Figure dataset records

################

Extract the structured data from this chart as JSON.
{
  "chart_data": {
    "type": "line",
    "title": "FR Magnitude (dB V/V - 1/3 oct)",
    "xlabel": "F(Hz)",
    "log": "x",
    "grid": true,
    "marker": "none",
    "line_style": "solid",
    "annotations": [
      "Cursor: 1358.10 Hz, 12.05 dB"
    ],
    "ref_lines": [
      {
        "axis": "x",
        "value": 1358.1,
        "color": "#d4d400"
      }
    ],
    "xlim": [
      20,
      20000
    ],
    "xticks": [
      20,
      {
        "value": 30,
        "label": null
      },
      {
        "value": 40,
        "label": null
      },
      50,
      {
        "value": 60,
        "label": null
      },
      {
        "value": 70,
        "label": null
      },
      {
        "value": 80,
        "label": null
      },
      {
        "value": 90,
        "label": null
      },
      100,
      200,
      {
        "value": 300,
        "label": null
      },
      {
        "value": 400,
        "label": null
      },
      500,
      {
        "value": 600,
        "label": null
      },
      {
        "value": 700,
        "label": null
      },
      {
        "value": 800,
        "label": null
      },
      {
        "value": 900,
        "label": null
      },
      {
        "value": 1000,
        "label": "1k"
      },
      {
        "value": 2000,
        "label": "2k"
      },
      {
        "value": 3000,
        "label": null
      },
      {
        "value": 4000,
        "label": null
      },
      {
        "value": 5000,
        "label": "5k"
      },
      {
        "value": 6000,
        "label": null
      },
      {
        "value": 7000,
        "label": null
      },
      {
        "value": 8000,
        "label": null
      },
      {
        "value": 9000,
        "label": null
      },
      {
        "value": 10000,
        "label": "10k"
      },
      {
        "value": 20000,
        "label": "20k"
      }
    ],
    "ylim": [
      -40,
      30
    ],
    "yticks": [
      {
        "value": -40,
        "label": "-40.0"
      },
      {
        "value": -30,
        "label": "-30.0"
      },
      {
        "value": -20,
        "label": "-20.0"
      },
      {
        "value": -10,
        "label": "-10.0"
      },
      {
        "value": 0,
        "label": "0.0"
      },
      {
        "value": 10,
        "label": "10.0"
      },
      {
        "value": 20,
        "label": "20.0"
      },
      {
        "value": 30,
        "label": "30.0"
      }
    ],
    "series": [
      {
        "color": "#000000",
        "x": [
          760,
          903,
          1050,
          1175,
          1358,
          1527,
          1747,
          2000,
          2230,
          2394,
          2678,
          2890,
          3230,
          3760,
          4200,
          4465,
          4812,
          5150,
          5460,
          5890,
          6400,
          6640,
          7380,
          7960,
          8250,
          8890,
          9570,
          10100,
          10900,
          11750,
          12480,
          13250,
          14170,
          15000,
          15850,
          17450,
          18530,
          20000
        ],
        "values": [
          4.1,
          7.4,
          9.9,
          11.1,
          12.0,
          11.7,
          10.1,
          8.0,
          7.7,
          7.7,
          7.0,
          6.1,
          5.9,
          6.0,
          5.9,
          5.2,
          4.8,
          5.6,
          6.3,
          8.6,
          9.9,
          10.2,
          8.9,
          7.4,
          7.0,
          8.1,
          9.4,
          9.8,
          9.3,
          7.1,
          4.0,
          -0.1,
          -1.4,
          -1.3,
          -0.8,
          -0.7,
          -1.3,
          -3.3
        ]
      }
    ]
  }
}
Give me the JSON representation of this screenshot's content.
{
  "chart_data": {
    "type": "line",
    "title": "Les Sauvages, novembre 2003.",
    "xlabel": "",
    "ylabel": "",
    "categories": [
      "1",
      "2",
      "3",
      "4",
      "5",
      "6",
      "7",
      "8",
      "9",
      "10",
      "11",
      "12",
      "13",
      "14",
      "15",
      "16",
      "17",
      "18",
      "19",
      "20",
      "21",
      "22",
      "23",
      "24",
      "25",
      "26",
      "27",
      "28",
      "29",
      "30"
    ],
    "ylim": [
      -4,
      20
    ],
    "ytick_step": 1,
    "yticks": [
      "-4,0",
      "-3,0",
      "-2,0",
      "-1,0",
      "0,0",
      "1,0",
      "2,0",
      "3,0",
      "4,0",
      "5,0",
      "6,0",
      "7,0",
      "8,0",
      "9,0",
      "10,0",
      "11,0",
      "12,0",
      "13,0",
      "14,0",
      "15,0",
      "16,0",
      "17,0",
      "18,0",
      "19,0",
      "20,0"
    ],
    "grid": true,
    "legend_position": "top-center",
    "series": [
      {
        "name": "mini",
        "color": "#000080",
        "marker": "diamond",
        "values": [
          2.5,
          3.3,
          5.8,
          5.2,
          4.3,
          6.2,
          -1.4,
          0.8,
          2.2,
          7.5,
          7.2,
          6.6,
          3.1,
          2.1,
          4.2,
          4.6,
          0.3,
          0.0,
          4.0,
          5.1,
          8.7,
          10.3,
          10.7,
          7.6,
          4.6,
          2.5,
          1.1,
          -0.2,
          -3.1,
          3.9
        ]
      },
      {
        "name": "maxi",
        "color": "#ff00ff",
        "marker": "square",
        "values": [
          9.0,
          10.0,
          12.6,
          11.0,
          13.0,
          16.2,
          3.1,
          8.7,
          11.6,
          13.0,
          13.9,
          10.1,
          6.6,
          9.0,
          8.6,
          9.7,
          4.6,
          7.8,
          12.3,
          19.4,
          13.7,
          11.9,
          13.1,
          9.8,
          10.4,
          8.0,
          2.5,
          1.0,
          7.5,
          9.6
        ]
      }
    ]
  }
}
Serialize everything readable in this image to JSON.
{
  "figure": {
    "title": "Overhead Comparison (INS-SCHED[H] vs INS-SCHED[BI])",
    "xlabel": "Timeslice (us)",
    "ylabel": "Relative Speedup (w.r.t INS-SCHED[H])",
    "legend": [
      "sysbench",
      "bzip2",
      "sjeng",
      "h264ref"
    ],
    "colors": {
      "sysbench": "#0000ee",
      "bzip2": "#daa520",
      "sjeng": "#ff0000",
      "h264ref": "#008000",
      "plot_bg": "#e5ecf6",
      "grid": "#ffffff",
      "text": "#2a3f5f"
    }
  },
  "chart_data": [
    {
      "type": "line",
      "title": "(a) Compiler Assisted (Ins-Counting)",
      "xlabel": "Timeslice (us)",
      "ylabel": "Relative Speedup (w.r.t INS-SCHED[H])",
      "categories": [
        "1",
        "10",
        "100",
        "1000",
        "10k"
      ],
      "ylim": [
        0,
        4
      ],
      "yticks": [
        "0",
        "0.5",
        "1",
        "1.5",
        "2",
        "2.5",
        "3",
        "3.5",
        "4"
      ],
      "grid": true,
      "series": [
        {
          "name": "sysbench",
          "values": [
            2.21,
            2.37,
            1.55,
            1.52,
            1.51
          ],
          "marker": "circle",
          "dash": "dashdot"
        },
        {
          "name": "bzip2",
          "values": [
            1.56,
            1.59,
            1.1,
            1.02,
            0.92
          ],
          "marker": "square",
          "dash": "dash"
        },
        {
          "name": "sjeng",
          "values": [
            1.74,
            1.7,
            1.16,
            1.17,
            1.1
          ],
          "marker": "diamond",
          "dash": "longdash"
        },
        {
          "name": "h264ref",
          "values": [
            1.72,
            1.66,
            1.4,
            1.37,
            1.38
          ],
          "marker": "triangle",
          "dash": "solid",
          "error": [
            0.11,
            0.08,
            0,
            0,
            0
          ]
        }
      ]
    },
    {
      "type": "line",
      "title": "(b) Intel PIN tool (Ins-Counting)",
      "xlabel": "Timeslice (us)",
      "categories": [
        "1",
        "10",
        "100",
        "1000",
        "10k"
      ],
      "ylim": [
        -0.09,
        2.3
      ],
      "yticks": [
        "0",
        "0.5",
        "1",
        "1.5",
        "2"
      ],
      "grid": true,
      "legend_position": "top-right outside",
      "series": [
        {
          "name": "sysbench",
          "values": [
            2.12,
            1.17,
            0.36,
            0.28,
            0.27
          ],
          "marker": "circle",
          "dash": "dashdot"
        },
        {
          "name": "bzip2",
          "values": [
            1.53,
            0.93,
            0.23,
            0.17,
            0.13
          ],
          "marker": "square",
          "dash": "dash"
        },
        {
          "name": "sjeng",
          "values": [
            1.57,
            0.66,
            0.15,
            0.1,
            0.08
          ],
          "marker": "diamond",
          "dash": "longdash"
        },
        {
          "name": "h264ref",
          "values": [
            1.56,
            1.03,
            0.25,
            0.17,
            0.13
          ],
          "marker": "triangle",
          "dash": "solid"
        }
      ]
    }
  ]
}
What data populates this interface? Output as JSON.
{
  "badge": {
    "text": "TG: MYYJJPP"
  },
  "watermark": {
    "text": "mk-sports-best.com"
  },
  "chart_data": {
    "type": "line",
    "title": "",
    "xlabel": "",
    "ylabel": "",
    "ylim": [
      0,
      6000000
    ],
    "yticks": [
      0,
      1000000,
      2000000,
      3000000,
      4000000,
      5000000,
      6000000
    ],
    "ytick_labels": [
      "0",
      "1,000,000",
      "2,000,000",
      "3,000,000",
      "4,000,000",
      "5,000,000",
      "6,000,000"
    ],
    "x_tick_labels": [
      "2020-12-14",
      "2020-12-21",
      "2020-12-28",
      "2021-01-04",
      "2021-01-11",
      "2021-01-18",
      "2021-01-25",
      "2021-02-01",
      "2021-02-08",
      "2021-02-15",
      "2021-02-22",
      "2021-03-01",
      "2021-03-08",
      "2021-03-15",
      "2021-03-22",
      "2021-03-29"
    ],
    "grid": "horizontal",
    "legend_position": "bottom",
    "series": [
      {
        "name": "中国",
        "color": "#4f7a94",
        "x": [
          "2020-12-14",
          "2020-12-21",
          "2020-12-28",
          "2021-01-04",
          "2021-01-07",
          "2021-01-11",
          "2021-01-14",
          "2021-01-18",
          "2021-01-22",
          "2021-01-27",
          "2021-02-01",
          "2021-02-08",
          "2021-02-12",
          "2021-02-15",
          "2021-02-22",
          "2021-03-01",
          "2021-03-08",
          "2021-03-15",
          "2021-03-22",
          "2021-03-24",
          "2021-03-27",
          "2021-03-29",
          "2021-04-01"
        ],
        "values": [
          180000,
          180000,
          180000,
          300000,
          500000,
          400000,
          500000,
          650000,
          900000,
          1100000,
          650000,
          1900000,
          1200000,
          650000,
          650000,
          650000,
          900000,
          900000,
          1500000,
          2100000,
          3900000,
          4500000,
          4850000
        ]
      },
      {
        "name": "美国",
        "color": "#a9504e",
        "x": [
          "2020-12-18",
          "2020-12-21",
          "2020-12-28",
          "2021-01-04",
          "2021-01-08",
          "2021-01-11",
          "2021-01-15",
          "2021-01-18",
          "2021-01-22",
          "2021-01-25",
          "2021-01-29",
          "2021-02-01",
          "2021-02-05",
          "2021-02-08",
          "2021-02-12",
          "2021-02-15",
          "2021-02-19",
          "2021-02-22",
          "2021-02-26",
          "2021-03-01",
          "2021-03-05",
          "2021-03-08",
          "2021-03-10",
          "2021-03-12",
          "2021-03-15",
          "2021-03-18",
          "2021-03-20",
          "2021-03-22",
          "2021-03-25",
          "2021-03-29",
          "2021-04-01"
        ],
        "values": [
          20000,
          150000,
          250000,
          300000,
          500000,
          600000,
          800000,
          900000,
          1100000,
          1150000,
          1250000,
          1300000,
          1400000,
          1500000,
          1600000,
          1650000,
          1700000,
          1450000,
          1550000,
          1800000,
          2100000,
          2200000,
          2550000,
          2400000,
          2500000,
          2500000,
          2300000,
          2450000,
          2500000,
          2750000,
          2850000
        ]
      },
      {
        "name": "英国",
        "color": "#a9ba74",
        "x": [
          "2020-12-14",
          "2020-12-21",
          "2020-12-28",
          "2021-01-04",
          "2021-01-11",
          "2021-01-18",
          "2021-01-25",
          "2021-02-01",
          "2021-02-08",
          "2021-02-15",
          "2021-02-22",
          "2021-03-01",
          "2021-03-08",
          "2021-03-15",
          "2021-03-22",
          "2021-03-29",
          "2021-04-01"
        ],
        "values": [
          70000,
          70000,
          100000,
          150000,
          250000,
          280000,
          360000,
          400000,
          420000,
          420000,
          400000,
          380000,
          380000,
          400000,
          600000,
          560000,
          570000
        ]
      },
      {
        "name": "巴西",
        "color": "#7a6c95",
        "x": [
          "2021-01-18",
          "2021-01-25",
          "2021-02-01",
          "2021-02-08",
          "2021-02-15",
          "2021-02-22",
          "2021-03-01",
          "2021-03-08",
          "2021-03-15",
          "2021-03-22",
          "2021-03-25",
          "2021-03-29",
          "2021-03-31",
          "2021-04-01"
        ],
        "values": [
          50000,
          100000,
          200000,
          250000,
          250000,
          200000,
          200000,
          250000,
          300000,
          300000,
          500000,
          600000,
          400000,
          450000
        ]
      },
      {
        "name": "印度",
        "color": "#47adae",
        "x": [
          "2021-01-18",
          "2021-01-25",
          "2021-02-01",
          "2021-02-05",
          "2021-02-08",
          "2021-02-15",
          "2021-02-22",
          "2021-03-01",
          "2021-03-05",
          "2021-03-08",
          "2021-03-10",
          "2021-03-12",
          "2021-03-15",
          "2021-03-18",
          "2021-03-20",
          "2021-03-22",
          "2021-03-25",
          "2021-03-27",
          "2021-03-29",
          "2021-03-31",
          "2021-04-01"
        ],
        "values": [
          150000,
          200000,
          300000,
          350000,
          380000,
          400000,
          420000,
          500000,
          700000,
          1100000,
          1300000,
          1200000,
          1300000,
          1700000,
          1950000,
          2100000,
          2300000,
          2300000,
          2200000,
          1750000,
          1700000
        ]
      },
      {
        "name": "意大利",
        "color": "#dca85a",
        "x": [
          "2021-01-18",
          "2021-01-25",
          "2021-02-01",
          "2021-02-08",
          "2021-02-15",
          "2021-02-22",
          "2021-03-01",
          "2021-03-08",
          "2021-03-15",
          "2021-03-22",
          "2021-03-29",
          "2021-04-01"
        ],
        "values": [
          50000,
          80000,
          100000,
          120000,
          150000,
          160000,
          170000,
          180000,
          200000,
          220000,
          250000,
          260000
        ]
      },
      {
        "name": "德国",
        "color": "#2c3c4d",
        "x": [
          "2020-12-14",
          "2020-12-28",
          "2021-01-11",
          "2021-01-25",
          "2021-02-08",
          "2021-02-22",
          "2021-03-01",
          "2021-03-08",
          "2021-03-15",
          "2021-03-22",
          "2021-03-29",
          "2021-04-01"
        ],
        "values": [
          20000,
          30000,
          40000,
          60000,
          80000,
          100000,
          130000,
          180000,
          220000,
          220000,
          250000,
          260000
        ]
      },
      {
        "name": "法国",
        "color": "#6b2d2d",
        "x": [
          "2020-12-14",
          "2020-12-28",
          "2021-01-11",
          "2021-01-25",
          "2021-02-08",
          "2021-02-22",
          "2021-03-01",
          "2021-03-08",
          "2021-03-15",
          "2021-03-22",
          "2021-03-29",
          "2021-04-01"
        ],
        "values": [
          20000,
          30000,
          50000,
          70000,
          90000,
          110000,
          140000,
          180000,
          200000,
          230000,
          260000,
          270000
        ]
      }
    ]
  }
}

################

__What you are asked to do__: Where a line above holds the string "title", show that line.

__Result for this exercise__:
    "title": "FR Magnitude (dB V/V - 1/3 oct)",
    "title": "Les Sauvages, novembre 2003.",
    "title": "Overhead Comparison (INS-SCHED[H] vs INS-SCHED[BI])",
      "title": "(a) Compiler Assisted (Ins-Counting)",
      "title": "(b) Intel PIN tool (Ins-Counting)",
    "title": "",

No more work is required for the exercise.